Below are the records; reproduce all of them exactly but without any images.

--- Begin DATA IN THIS EXERCISE ---

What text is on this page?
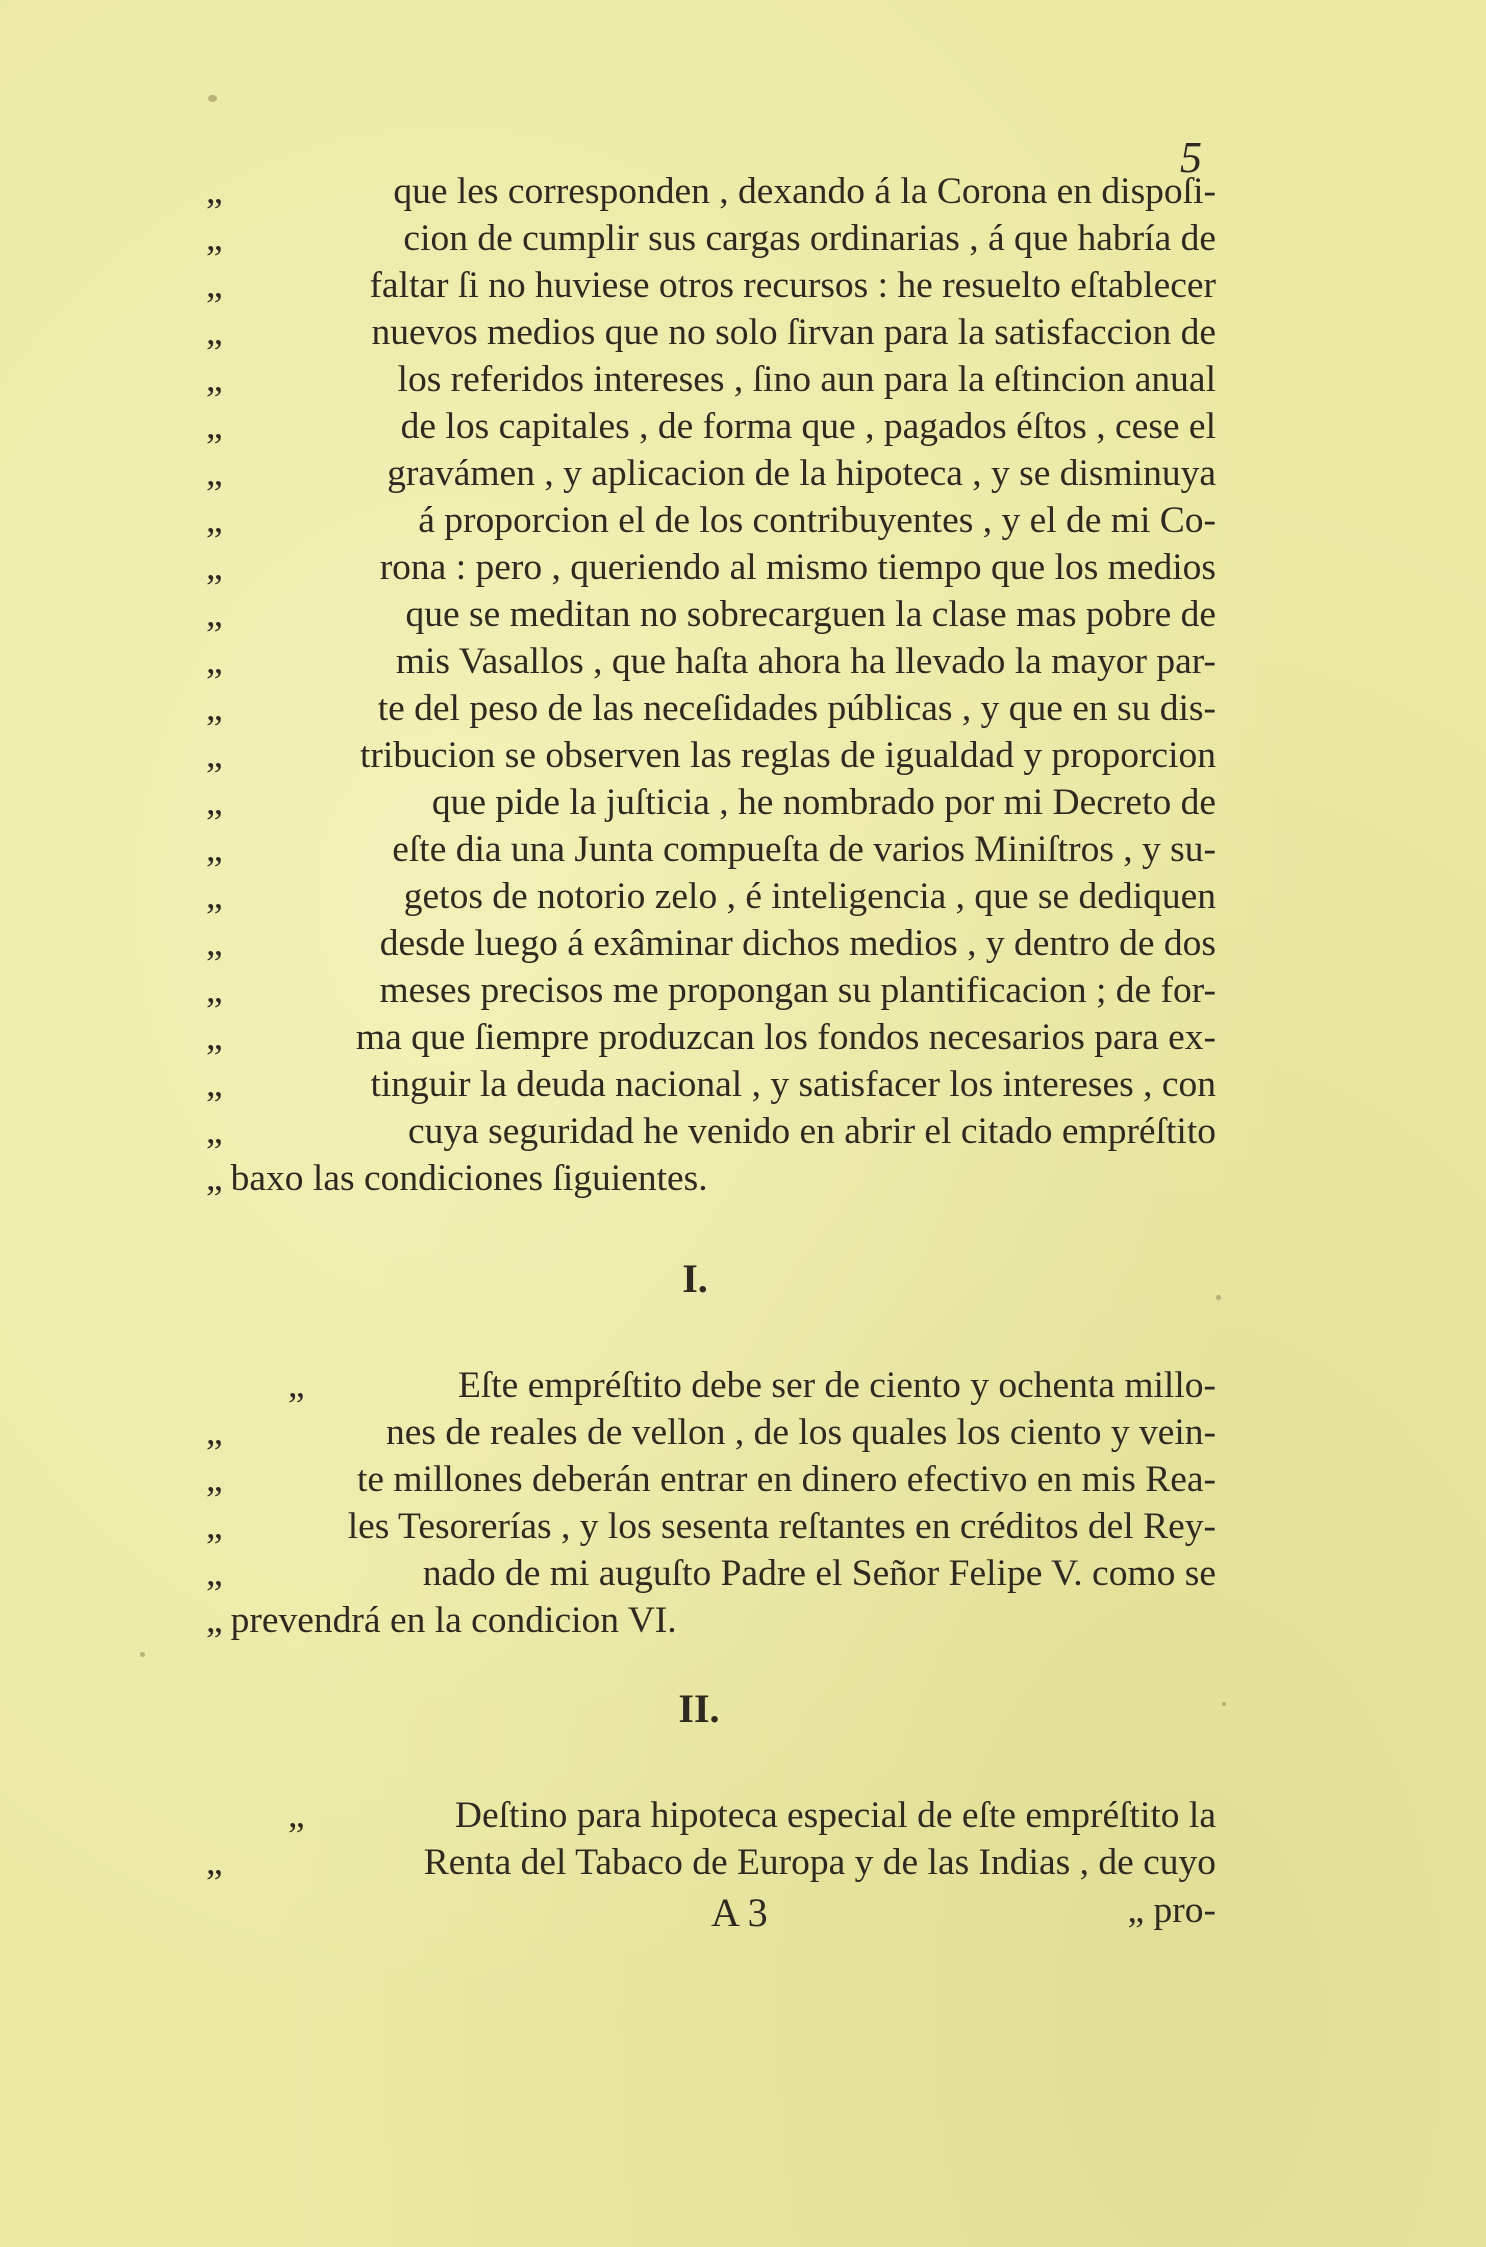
5
„	que les corresponden , dexando á la Corona en dispoſi-
„	cion de cumplir sus cargas ordinarias , á que habría de
„	faltar ſi no huviese otros recursos : he resuelto eſtablecer
„	nuevos medios que no solo ſirvan para la satisfaccion de
„	los referidos intereses , ſino aun para la eſtincion anual
„	de los capitales , de forma que , pagados éſtos , cese el
„	gravámen , y aplicacion de la hipoteca , y se disminuya
„	á proporcion el de los contribuyentes , y el de mi Co-
„	rona : pero , queriendo al mismo tiempo que los medios
„	que se meditan no sobrecarguen la clase mas pobre de
„	mis Vasallos , que haſta ahora ha llevado la mayor par-
„	te del peso de las neceſidades públicas , y que en su dis-
„	tribucion se observen las reglas de igualdad y proporcion
„	que pide la juſticia , he nombrado por mi Decreto de
„	eſte dia una Junta compueſta de varios Miniſtros , y su-
„	getos de notorio zelo , é inteligencia , que se dediquen
„	desde luego á exâminar dichos medios , y dentro de dos
„	meses precisos me propongan su plantificacion ; de for-
„	ma que ſiempre produzcan los fondos necesarios para ex-
„	tinguir la deuda nacional , y satisfacer los intereses , con
„	cuya seguridad he venido en abrir el citado empréſtito
„ baxo las condiciones ſiguientes.
I.
„	Eſte empréſtito debe ser de ciento y ochenta millo-
„	nes de reales de vellon , de los quales los ciento y vein-
„	te millones deberán entrar en dinero efectivo en mis Rea-
„	les Tesorerías , y los sesenta reſtantes en créditos del Rey-
„	nado de mi auguſto Padre el Señor Felipe V. como se
„ prevendrá en la condicion VI.
II.
„	Deſtino para hipoteca especial de eſte empréſtito la
„	Renta del Tabaco de Europa y de las Indias , de cuyo
A 3	„ pro-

--- End DATA IN THIS EXERCISE ---

### RESULT BELOW
What text is on this page?
5
„	que les corresponden , dexando á la Corona en dispoſi-
„	cion de cumplir sus cargas ordinarias , á que habría de
„	faltar ſi no huviese otros recursos : he resuelto eſtablecer
„	nuevos medios que no solo ſirvan para la satisfaccion de
„	los referidos intereses , ſino aun para la eſtincion anual
„	de los capitales , de forma que , pagados éſtos , cese el
„	gravámen , y aplicacion de la hipoteca , y se disminuya
„	á proporcion el de los contribuyentes , y el de mi Co-
„	rona : pero , queriendo al mismo tiempo que los medios
„	que se meditan no sobrecarguen la clase mas pobre de
„	mis Vasallos , que haſta ahora ha llevado la mayor par-
„	te del peso de las neceſidades públicas , y que en su dis-
„	tribucion se observen las reglas de igualdad y proporcion
„	que pide la juſticia , he nombrado por mi Decreto de
„	eſte dia una Junta compueſta de varios Miniſtros , y su-
„	getos de notorio zelo , é inteligencia , que se dediquen
„	desde luego á exâminar dichos medios , y dentro de dos
„	meses precisos me propongan su plantificacion ; de for-
„	ma que ſiempre produzcan los fondos necesarios para ex-
„	tinguir la deuda nacional , y satisfacer los intereses , con
„	cuya seguridad he venido en abrir el citado empréſtito
„ baxo las condiciones ſiguientes.
I.
„	Eſte empréſtito debe ser de ciento y ochenta millo-
„	nes de reales de vellon , de los quales los ciento y vein-
„	te millones deberán entrar en dinero efectivo en mis Rea-
„	les Tesorerías , y los sesenta reſtantes en créditos del Rey-
„	nado de mi auguſto Padre el Señor Felipe V. como se
„ prevendrá en la condicion VI.
II.
„	Deſtino para hipoteca especial de eſte empréſtito la
„	Renta del Tabaco de Europa y de las Indias , de cuyo
A 3	„ pro-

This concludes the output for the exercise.